> _EXCERPT TO READ_:

========

We further studied the generality of our strategy regarding the polyfluoroarenes. 1,2,4,5-Tetrafluorobenzene was efficiently arylated to deliver 3ba in 78% yield. Upon extending the reaction time, 1,3,4,5-tetrafluorobenzene afforded 3ca in 53% yield along with 9% of the bisarylated product. The arylation of 1,2,3,4-tetrafluorobenzene was revealed to be relatively sluggish, forming 3da in 38% yield. Less electron-deficient arenes, such as 1,3,5-trifluorobenzene and 2,3,5,6-tetrafluoroanisole, required higher reaction temperature to accomplish the desired arylation, forming 3ea and 3fa. Polyfluoroarenes carrying trifluoromethyl, chlorine, and ester functional groups were tolerated, furnishing the corresponding products in excellent yields (3ga–3ia). In contrast, tetrafluoropyridine was less reactive (3ja). Interestingly, heteroarenes such as caffeine, doxofylline and 4-methyloxazole were successfully arylated (3ka, 3la, 3ma).

Subsequently, we investigated the incorporation of the pentafluorophenyl motif into more complex molecular frameworks including drugs and natural products. Hence, a Flurbiprofen-derived sulfonium salt was smoothly arylated to 4. The pentafluorophenyl unit was selectively installed on the electron-rich aromatic ring of Atomoxetine, forming 5 in 89% yield. Under otherwise identical conditions, nitrogen-containing drug Pyriproxyphen was functionalized, mirroring its utility in late-stage transformation. Likewise, the Clofibrate analogue 7 was prepared with high efficiency. Notably, modifications of bio-relevant natural products, such as D-salicin and δ-Tocopherol, were achieved in good yields (8, 9). Additionally, the incorporation of a heteroarene, such as caffeine, was coupled to complex drug molecules (10, 11, Scheme 3).

Scheme 3 Late-stage incorporation of pentafluorobenzene or caffeine into drugs and natural products. Unless otherwise specified, reaction conditions: arylsulfonium salt 2 (0.20 mmol, 1.0 equiv.), polyfluoroarene or caffeine 1 (2.0 mmol, 10.0 equiv.), [Ru(OPiv)₂(p-cymene)] (10 mol%), PivOH (30 mol%), K₂CO₃ (0.46 mmol, 2.3 equiv.), tBuCN (220 µL), under N₂ at 120 °C for 24 h, isolated yields were reported. [a] Caffeine (1.0 mmol, 5.0 equiv.) was used, tBuCN (300 µL). [b] tBuCN (300 µL).

========

> _TASK DESCRIPTION_:
In the text on arylating polyfluoroarenes, what was the yield of product 5, formed from Atomoxetine? The lines after this note are taken from a separate source.

> _EXTRACTED RECORDS_:

========

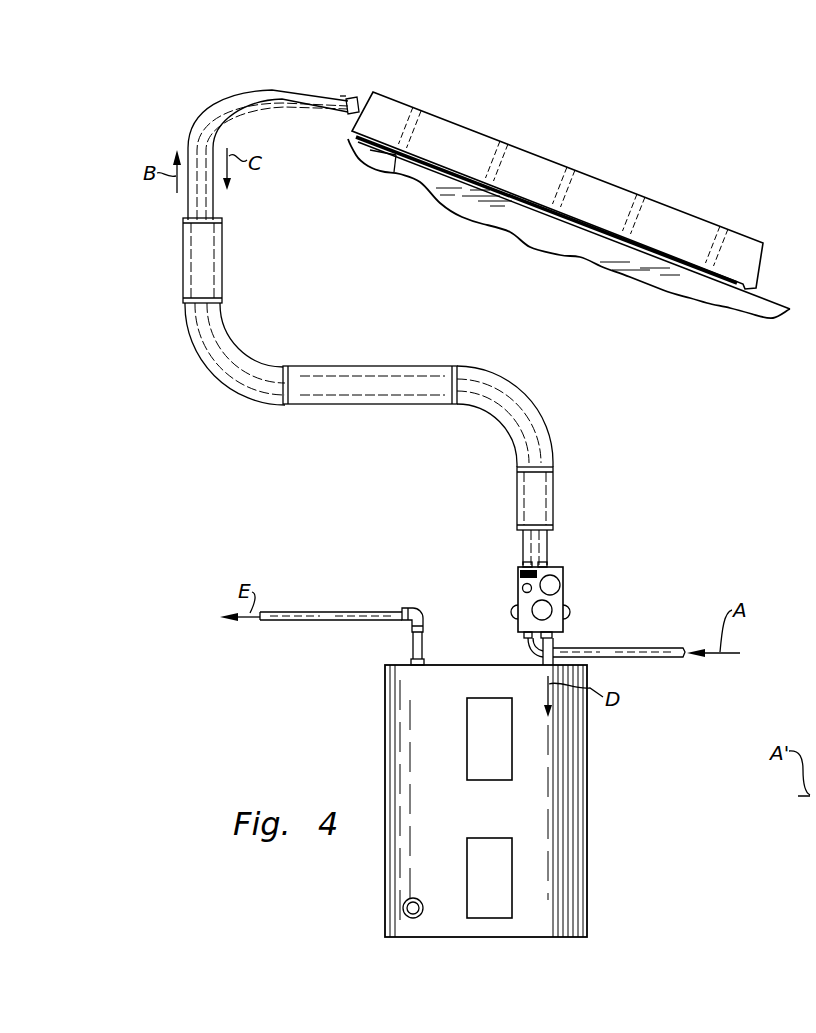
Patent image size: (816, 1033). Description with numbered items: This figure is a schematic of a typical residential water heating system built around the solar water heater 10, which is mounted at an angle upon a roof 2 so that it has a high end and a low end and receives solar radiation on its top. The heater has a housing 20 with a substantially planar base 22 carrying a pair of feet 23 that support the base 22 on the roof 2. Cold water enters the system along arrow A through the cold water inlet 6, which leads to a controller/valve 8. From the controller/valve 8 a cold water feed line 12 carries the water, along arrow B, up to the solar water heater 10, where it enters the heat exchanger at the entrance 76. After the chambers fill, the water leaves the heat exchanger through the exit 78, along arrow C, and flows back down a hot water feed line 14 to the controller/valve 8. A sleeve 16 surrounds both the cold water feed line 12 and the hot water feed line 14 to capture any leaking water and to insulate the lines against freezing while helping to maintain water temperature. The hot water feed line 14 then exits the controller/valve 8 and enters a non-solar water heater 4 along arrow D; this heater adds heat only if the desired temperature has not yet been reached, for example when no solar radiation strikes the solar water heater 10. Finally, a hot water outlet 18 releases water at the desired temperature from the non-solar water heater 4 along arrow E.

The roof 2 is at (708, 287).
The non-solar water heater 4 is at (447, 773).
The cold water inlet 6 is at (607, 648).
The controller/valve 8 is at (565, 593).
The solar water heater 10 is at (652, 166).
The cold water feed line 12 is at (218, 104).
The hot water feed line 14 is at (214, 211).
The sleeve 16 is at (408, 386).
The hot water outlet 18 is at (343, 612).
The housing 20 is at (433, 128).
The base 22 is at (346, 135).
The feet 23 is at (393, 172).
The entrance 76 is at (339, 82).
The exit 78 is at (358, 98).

========

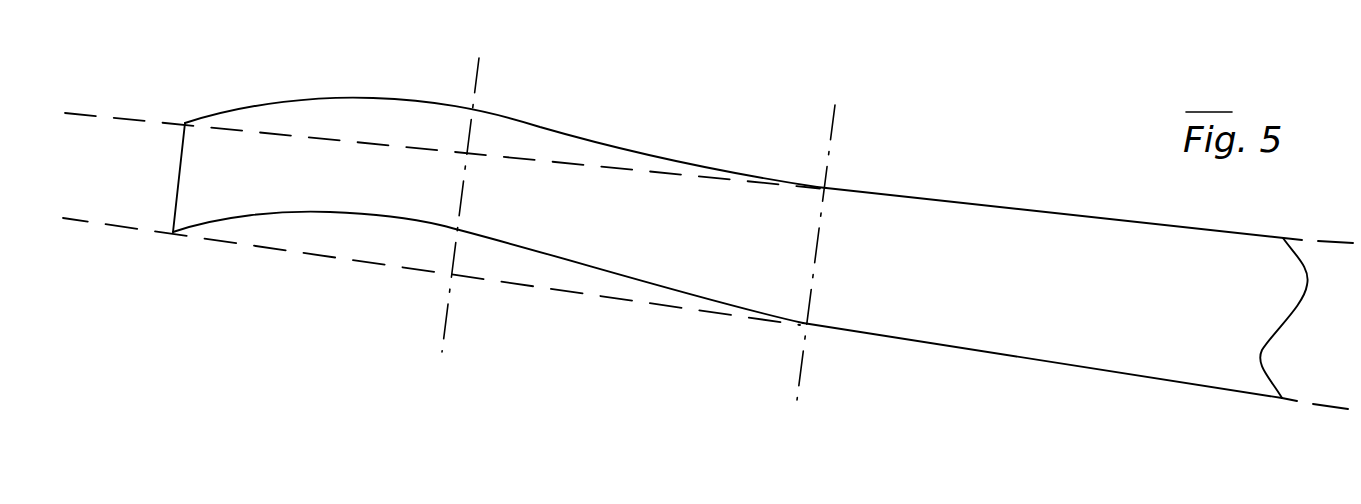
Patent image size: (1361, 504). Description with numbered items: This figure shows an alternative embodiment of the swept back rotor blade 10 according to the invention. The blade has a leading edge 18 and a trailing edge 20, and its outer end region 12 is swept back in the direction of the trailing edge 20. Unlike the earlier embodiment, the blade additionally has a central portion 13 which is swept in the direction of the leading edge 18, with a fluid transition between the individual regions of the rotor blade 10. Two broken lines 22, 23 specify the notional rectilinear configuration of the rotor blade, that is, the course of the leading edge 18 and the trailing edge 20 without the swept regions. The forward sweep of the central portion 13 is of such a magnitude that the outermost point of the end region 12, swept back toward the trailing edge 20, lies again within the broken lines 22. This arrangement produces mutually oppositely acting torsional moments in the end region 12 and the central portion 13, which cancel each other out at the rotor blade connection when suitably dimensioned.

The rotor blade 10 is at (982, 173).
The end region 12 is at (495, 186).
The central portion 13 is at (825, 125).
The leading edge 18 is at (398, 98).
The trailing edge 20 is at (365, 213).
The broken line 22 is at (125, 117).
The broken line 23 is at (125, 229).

========

> _REPLY_:
89%